JOB:
Gather every line that includes the word "пассажиров", please.

Saved entries
--- begin ---
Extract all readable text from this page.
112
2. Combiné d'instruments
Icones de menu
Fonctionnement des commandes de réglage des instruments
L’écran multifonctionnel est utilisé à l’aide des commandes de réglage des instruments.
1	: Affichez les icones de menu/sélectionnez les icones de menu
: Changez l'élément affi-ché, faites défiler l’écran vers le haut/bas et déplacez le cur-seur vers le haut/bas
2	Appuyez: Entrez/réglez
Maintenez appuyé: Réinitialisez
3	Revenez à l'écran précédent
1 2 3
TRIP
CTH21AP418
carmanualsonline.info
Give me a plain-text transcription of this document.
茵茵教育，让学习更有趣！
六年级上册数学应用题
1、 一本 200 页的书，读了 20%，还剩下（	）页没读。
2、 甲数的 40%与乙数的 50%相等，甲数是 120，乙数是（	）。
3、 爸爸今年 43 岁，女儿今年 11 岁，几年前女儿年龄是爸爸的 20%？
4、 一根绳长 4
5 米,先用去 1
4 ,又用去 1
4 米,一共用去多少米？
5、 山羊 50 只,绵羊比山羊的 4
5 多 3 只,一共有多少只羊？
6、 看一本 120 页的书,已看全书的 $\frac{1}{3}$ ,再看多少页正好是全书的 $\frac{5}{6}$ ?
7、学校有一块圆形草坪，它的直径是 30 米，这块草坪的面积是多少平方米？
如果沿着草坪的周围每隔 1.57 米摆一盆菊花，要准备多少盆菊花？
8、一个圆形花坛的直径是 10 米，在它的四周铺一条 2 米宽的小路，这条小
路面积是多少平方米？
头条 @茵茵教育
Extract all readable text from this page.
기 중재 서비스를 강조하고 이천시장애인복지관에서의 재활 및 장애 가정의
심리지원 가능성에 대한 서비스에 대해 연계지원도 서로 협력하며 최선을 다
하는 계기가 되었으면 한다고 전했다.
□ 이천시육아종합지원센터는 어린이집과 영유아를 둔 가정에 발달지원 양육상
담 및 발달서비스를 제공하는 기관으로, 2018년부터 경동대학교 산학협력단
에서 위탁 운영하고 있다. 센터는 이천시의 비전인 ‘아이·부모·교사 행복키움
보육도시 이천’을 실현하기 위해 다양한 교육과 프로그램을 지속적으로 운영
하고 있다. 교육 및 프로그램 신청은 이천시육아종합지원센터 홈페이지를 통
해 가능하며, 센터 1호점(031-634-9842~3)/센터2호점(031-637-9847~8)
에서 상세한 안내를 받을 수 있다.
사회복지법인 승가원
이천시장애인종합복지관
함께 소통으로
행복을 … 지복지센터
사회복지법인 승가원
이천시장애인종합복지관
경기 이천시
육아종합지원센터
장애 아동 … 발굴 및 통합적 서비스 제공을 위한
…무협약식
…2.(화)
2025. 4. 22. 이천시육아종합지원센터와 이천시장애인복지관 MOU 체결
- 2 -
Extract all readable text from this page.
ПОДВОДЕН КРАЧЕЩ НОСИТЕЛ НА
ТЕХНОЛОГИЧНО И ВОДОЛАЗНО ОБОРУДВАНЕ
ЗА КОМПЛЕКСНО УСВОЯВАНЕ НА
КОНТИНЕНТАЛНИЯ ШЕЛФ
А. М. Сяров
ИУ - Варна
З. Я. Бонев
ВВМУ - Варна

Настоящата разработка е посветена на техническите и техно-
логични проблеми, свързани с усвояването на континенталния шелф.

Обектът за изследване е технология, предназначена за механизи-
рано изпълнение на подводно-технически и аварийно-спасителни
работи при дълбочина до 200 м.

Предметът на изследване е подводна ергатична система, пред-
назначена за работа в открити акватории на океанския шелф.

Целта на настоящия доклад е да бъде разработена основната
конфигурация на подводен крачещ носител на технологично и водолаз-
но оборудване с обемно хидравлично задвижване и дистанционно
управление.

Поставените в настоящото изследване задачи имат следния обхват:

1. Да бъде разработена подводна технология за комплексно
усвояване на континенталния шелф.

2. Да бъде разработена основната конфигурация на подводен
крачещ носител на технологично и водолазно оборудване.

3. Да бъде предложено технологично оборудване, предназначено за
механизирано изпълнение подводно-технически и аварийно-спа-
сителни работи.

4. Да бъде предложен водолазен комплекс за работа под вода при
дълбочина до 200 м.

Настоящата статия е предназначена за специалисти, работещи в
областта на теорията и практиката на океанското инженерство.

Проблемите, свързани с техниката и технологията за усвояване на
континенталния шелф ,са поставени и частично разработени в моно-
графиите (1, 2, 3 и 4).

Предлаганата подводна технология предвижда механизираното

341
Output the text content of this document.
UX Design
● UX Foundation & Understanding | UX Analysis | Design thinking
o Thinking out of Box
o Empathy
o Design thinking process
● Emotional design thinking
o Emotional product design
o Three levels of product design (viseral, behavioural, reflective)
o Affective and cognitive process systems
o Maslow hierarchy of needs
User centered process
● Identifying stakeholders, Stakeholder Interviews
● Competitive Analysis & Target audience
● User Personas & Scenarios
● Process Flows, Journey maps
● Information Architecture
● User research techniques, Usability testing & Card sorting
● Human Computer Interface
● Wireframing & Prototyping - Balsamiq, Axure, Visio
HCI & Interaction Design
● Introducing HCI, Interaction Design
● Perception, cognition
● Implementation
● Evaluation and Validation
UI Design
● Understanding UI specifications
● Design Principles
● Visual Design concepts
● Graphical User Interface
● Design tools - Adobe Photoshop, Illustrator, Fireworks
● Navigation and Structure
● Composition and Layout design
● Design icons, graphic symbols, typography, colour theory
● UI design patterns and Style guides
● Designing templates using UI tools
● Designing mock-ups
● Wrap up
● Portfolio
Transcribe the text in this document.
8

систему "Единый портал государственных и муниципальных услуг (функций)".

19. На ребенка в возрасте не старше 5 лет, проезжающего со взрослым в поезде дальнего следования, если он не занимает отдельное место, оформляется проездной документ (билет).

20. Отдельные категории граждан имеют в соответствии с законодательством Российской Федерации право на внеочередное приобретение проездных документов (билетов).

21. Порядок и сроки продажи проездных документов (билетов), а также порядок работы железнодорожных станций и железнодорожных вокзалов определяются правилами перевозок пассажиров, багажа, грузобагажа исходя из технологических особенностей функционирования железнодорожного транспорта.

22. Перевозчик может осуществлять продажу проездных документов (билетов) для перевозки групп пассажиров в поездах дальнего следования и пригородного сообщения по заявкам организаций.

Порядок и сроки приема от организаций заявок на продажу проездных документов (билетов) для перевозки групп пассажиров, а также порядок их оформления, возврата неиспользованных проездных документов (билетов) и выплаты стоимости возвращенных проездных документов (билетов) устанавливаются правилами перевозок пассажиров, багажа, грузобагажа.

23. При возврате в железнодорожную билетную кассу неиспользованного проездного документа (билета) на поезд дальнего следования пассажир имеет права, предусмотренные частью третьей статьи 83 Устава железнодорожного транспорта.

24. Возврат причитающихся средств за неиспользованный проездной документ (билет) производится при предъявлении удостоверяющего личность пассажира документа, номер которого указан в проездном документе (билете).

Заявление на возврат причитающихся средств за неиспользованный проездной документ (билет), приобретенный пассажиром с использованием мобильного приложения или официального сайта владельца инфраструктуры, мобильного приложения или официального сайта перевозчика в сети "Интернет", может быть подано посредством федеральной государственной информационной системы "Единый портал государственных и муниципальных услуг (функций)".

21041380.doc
--- end ---
OUTPUT OF THE TASK:
21. Порядок и сроки продажи проездных документов (билетов), а также порядок работы железнодорожных станций и железнодорожных вокзалов определяются правилами перевозок пассажиров, багажа, грузобагажа исходя из технологических особенностей функционирования железнодорожного транспорта.
22. Перевозчик может осуществлять продажу проездных документов (билетов) для перевозки групп пассажиров в поездах дальнего следования и пригородного сообщения по заявкам организаций.
Порядок и сроки приема от организаций заявок на продажу проездных документов (билетов) для перевозки групп пассажиров, а также порядок их оформления, возврата неиспользованных проездных документов (билетов) и выплаты стоимости возвращенных проездных документов (билетов) устанавливаются правилами перевозок пассажиров, багажа, грузобагажа.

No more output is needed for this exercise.